[START Supplied records]

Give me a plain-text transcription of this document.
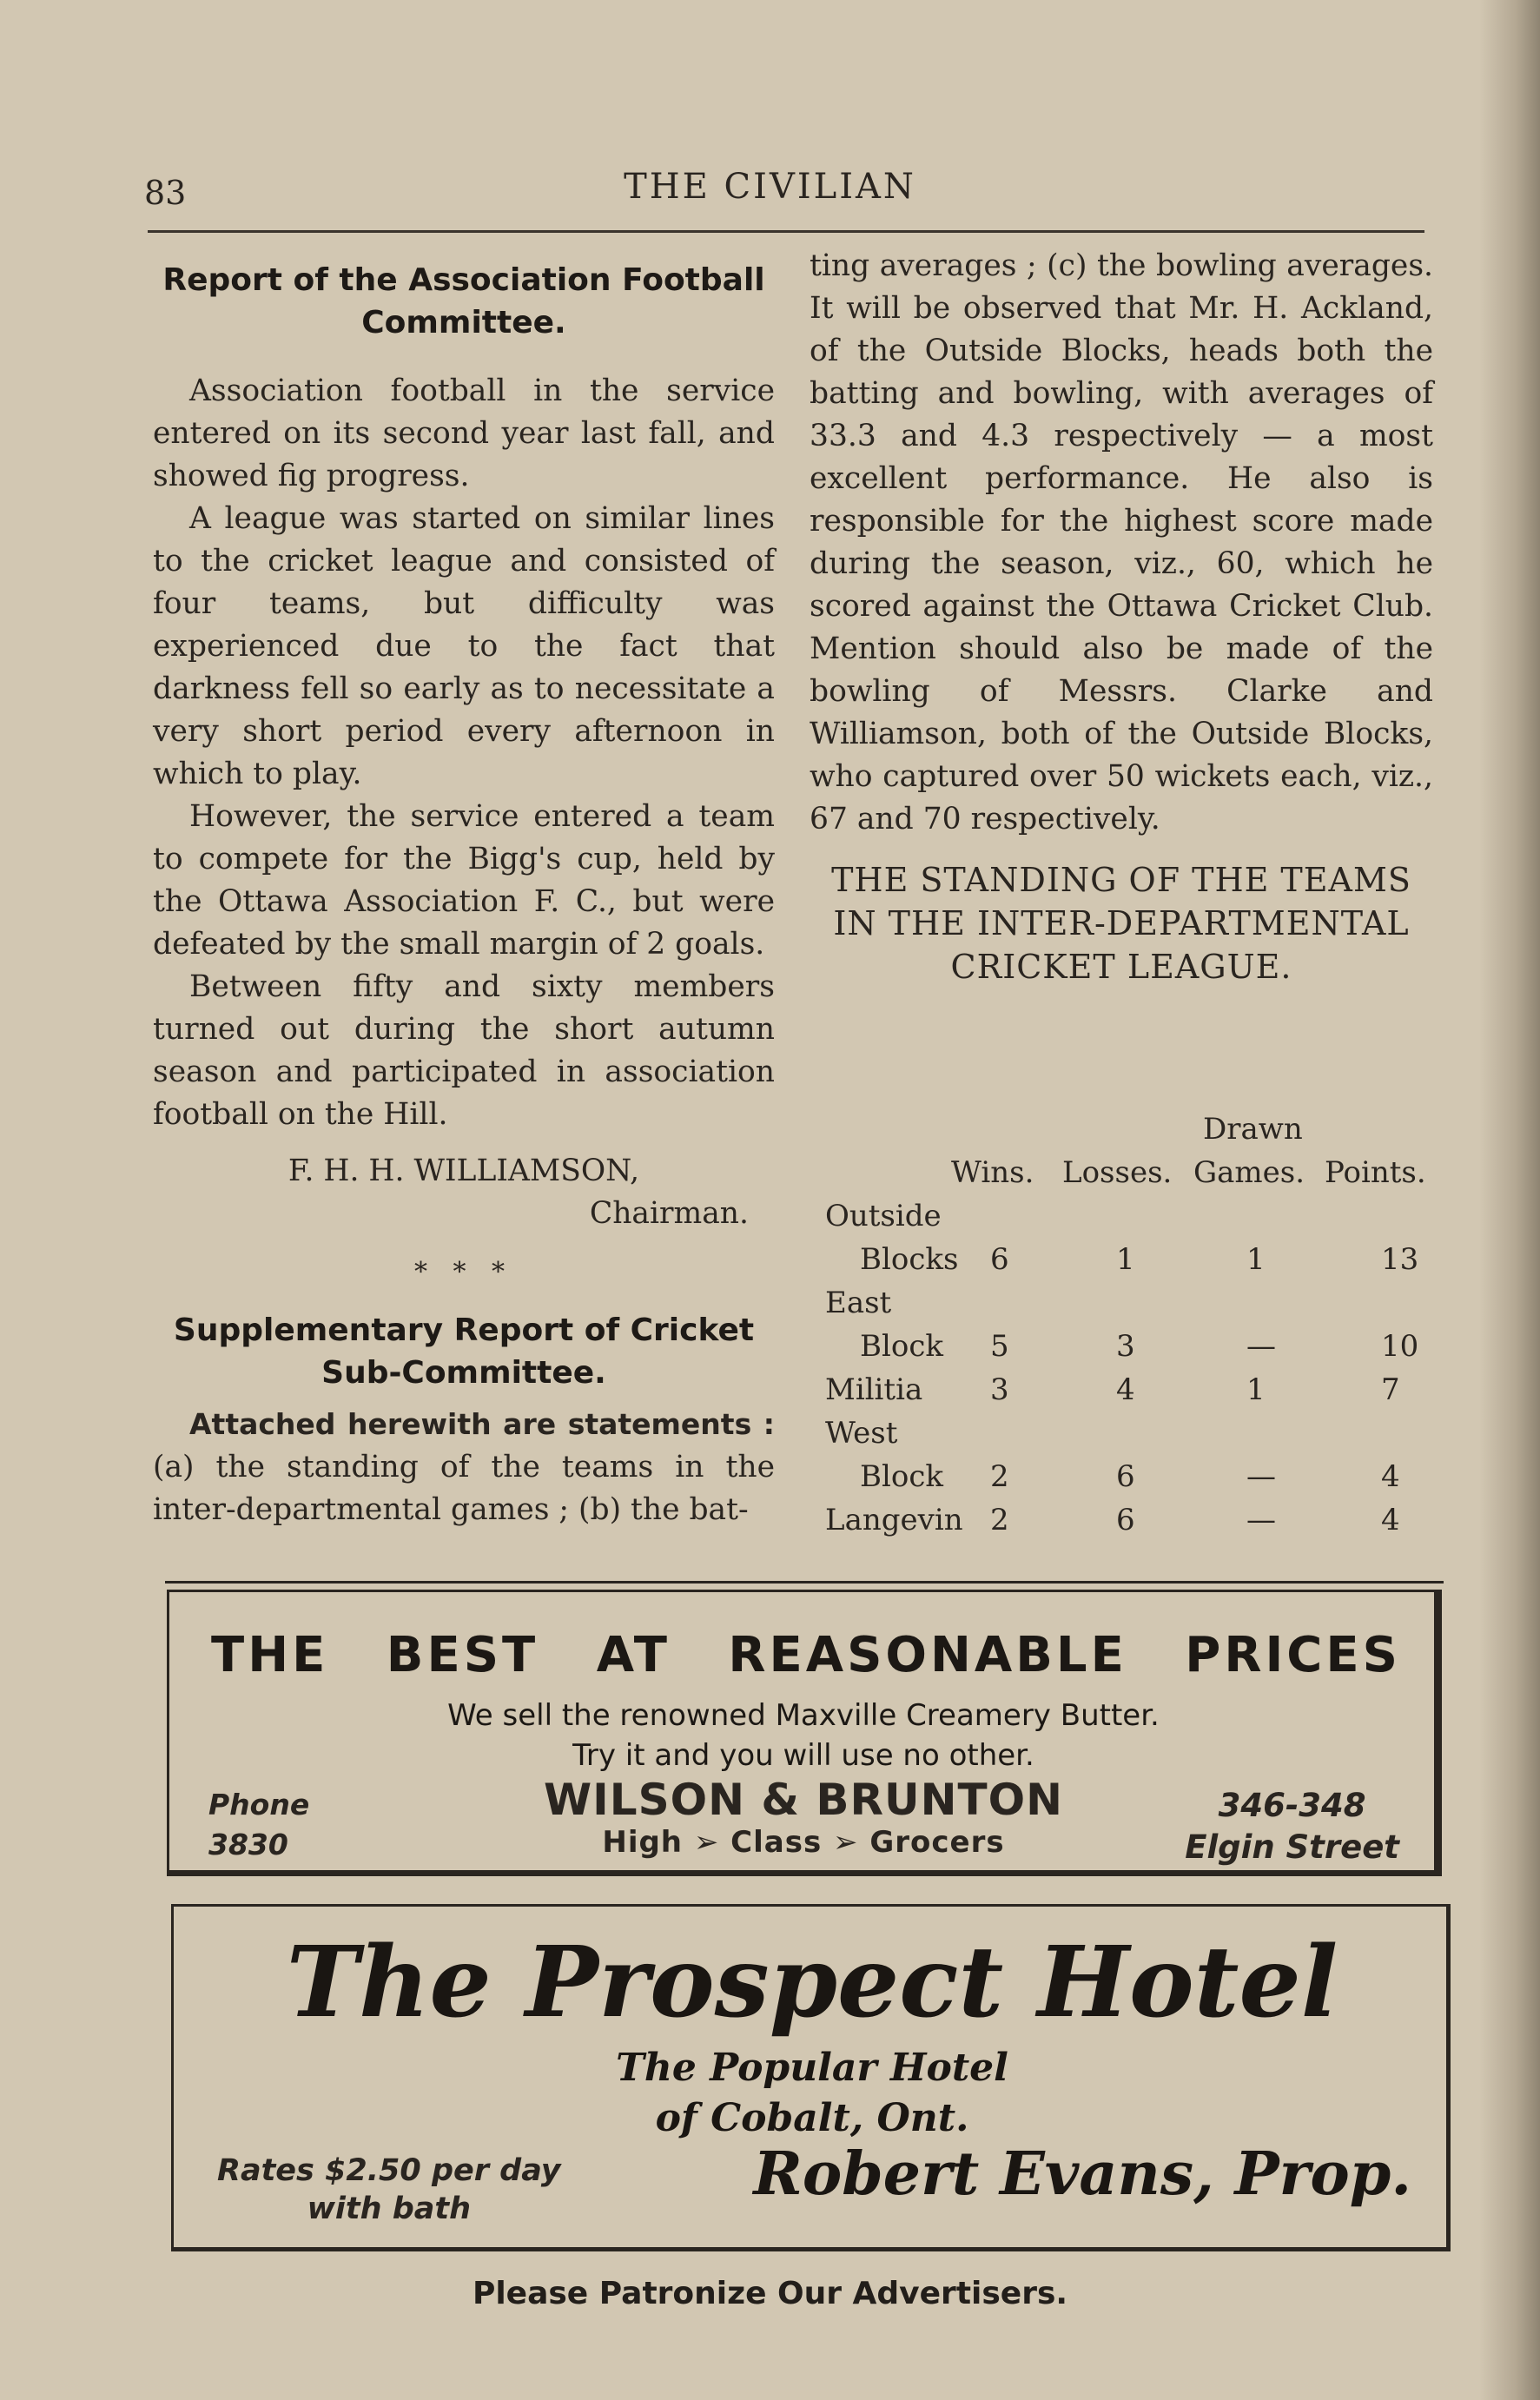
83	THE CIVILIAN
Report of the Association Football Committee.

Association football in the service entered on its second year last fall, and showed fig progress.

A league was started on similar lines to the cricket league and consisted of four teams, but difficulty was experienced due to the fact that darkness fell so early as to necessitate a very short period every afternoon in which to play.

However, the service entered a team to compete for the Bigg's cup, held by the Ottawa Association F. C., but were defeated by the small margin of 2 goals.

Between fifty and sixty members turned out during the short autumn season and participated in association football on the Hill.

F. H. H. WILLIAMSON,
Chairman.
* * *
Supplementary Report of Cricket Sub-Committee.

Attached herewith are statements : (a) the standing of the teams in the inter-departmental games ; (b) the bat-

ting averages ; (c) the bowling averages. It will be observed that Mr. H. Ackland, of the Outside Blocks, heads both the batting and bowling, with averages of 33.3 and 4.3 respectively — a most excellent performance. He also is responsible for the highest score made during the season, viz., 60, which he scored against the Ottawa Cricket Club. Mention should also be made of the bowling of Messrs. Clarke and Williamson, both of the Outside Blocks, who captured over 50 wickets each, viz., 67 and 70 respectively.

THE STANDING OF THE TEAMS IN THE INTER-DEPARTMENTAL CRICKET LEAGUE.
Drawn
Wins. Losses. Games. Points.
Outside
Blocks 6	1	1	13
East
Block 5	3	—	10
Militia 3	4	1	7
West
Block 2	6	—	4
Langevin 2	6	—	4
THE BEST AT REASONABLE PRICES
We sell the renowned Maxville Creamery Butter.
Try it and you will use no other.
Phone
3830
WILSON & BRUNTON
High ➢ Class ➢ Grocers
346-348
Elgin Street
The Prospect Hotel
The Popular Hotel
of Cobalt, Ont.
Rates $2.50 per day
with bath	Robert Evans, Prop.
Please Patronize Our Advertisers.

[END Supplied records]

■ Exercise task ■
Each line containing the word "entered" counts once; say how many such lines there are, giving only the number.

■ Result below ■
2